--- Begin DATA SUPPLIED ---

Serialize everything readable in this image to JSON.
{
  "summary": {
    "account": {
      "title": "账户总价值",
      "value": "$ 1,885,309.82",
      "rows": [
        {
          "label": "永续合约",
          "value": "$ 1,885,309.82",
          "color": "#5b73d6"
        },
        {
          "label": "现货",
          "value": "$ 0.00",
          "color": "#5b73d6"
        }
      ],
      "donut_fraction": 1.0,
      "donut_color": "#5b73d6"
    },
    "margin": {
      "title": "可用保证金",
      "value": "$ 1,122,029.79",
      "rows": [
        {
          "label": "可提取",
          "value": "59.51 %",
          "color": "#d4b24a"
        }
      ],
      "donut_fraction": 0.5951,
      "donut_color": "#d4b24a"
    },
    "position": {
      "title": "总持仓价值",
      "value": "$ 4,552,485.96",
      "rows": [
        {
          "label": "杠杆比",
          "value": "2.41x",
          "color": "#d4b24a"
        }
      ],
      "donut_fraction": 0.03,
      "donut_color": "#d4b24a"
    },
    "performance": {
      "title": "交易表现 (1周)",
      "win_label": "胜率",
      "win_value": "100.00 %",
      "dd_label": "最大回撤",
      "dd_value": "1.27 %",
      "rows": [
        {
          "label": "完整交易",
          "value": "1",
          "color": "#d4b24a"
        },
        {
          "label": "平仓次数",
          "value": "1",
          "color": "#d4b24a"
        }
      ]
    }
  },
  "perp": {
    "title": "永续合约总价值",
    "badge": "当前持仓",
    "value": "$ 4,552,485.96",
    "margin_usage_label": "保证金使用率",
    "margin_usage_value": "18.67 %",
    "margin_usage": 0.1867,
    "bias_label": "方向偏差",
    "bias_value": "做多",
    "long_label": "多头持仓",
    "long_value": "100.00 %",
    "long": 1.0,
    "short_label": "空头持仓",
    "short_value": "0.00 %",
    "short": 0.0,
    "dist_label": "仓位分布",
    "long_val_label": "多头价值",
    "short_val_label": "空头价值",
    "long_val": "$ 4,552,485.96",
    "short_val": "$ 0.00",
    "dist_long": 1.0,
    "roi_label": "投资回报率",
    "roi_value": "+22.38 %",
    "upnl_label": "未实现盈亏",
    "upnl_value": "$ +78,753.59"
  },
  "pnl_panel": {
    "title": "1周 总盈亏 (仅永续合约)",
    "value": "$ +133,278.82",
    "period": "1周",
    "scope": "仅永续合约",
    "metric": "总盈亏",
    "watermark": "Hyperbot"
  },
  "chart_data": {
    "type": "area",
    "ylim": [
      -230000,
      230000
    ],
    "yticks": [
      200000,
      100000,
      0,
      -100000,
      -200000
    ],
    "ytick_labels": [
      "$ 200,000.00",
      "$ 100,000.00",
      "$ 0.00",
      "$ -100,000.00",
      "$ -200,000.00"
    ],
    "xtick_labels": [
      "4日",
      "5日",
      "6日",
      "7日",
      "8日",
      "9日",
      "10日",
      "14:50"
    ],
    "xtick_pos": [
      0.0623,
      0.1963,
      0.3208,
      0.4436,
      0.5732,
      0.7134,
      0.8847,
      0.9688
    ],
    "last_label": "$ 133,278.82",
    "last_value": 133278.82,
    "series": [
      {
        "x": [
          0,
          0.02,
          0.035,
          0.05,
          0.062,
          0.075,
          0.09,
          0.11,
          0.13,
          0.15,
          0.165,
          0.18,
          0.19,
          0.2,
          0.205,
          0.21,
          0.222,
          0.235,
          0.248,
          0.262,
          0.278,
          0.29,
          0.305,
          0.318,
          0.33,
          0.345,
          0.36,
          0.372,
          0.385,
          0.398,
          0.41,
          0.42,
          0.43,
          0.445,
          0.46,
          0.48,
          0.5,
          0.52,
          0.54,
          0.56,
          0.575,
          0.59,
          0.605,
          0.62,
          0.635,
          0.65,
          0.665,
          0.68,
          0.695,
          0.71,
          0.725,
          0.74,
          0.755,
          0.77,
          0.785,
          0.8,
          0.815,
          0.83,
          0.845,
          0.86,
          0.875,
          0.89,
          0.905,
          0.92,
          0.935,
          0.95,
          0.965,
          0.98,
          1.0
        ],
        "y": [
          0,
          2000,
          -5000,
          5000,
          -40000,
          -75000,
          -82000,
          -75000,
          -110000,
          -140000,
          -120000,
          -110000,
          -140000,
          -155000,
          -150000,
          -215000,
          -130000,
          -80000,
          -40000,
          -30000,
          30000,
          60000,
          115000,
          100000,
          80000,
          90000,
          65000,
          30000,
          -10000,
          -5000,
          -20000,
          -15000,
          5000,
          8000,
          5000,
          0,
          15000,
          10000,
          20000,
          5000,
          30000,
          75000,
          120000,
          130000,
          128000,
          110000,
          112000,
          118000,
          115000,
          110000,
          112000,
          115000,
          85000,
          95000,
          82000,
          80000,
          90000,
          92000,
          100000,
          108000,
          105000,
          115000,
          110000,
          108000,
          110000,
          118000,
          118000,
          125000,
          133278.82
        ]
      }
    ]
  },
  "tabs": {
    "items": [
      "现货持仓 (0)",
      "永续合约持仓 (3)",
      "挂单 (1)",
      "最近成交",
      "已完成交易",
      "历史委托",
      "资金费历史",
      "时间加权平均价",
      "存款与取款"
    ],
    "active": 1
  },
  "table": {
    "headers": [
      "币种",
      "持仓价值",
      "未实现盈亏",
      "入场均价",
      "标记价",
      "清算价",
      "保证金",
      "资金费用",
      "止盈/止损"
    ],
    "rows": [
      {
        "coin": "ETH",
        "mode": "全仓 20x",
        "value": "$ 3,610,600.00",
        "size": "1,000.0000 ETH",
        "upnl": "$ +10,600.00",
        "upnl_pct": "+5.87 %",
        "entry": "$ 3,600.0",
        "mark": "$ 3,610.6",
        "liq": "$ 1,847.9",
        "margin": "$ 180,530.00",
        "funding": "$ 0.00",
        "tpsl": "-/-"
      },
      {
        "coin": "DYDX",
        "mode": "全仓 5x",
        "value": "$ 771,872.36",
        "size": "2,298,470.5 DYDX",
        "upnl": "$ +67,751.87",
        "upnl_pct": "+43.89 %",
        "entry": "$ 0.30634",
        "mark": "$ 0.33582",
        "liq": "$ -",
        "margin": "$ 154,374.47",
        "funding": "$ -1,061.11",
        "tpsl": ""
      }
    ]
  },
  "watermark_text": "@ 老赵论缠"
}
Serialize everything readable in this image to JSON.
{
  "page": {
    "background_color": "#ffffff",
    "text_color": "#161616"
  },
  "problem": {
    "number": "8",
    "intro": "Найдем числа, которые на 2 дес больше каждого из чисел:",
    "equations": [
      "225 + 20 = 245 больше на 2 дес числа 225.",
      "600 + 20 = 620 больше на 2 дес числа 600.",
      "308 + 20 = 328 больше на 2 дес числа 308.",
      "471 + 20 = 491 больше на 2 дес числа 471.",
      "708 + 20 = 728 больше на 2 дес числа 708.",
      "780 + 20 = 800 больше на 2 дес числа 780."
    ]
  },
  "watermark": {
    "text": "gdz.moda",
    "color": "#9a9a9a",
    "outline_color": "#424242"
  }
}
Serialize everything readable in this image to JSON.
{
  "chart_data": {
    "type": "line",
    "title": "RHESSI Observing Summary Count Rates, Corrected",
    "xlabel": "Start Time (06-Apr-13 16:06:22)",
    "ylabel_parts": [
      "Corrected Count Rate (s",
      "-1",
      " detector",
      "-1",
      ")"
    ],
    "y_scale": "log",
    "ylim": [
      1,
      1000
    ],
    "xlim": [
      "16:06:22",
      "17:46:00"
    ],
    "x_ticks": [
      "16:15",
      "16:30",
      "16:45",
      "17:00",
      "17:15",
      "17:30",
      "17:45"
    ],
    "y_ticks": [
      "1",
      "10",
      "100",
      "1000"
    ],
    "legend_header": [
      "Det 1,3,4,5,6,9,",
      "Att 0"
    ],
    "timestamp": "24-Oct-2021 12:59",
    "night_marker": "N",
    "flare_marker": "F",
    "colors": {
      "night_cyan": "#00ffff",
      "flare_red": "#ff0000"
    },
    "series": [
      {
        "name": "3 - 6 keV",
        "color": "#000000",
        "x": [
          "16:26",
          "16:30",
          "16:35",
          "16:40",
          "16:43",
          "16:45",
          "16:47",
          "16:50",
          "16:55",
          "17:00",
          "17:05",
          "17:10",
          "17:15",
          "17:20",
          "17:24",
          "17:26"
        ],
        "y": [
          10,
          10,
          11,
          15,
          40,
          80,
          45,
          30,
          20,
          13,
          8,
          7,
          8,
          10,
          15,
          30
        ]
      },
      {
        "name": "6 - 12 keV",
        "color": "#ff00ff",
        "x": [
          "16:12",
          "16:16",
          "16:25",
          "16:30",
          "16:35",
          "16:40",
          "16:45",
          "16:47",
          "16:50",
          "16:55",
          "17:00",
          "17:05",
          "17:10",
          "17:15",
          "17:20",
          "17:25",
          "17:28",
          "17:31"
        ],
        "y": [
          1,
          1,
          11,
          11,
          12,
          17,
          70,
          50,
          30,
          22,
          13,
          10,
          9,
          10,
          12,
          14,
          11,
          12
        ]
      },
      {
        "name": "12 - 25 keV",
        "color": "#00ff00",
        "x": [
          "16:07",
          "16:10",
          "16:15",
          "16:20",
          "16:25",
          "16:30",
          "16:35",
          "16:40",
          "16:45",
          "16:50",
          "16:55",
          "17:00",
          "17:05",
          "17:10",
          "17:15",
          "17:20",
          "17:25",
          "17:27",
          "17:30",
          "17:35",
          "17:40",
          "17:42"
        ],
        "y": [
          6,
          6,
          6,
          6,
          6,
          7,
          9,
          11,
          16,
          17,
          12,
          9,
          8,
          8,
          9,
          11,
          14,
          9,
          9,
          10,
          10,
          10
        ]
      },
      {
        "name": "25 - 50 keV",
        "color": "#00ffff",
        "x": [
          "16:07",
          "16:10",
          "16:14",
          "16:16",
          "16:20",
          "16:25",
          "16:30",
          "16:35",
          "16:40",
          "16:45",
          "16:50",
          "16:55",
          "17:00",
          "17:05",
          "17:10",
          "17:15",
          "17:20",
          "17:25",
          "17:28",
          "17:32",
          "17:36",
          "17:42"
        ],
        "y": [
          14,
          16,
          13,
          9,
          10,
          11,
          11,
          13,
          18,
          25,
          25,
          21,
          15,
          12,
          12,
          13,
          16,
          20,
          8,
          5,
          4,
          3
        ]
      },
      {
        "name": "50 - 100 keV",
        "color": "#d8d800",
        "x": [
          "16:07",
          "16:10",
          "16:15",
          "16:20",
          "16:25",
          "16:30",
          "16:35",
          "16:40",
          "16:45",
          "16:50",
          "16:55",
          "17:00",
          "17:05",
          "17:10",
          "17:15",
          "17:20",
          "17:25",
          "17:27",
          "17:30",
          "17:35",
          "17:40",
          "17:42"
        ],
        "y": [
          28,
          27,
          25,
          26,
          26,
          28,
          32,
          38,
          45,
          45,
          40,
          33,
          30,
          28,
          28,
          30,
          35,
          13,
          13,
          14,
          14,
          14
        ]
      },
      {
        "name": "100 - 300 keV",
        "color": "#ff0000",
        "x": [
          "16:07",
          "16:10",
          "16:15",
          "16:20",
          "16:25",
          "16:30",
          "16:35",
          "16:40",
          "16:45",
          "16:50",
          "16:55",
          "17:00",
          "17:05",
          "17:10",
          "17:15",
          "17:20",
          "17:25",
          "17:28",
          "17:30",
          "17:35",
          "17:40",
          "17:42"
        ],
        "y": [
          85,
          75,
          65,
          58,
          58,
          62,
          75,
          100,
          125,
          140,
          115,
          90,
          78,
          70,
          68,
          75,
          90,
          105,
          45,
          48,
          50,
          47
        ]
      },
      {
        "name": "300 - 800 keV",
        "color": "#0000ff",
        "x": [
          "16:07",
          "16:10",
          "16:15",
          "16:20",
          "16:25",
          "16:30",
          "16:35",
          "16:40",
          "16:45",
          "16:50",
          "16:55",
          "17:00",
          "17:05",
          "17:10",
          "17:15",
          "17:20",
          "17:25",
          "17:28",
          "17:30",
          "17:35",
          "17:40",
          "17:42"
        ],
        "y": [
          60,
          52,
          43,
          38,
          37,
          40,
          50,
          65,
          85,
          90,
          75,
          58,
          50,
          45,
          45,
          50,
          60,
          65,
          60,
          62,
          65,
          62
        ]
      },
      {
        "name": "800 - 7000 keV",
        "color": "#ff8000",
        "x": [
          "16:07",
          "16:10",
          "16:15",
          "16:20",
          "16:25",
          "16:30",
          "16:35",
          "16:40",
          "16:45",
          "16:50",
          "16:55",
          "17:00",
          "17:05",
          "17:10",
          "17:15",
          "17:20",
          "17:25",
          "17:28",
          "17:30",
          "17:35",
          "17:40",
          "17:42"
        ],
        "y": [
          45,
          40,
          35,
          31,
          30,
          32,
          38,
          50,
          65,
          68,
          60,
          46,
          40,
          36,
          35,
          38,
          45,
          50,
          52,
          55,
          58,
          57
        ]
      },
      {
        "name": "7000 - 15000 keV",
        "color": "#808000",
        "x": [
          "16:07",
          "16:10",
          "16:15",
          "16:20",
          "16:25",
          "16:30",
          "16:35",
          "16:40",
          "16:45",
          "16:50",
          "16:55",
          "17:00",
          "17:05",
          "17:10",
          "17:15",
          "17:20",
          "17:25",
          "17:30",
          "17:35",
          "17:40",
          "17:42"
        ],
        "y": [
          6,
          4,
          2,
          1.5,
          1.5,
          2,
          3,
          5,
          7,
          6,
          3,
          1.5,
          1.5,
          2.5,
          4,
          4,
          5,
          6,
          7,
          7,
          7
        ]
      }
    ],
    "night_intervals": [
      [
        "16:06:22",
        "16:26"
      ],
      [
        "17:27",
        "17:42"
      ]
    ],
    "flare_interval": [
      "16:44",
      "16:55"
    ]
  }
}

--- End DATA SUPPLIED ---

WHAT YOU NEED TO DO: Where a line above includes "title", copy that line.

SOLUTION FOR THIS EXERCISE:
      "title": "账户总价值",
      "title": "可用保证金",
      "title": "总持仓价值",
      "title": "交易表现 (1周)",
    "title": "永续合约总价值",
    "title": "1周 总盈亏 (仅永续合约)",
    "title": "RHESSI Observing Summary Count Rates, Corrected",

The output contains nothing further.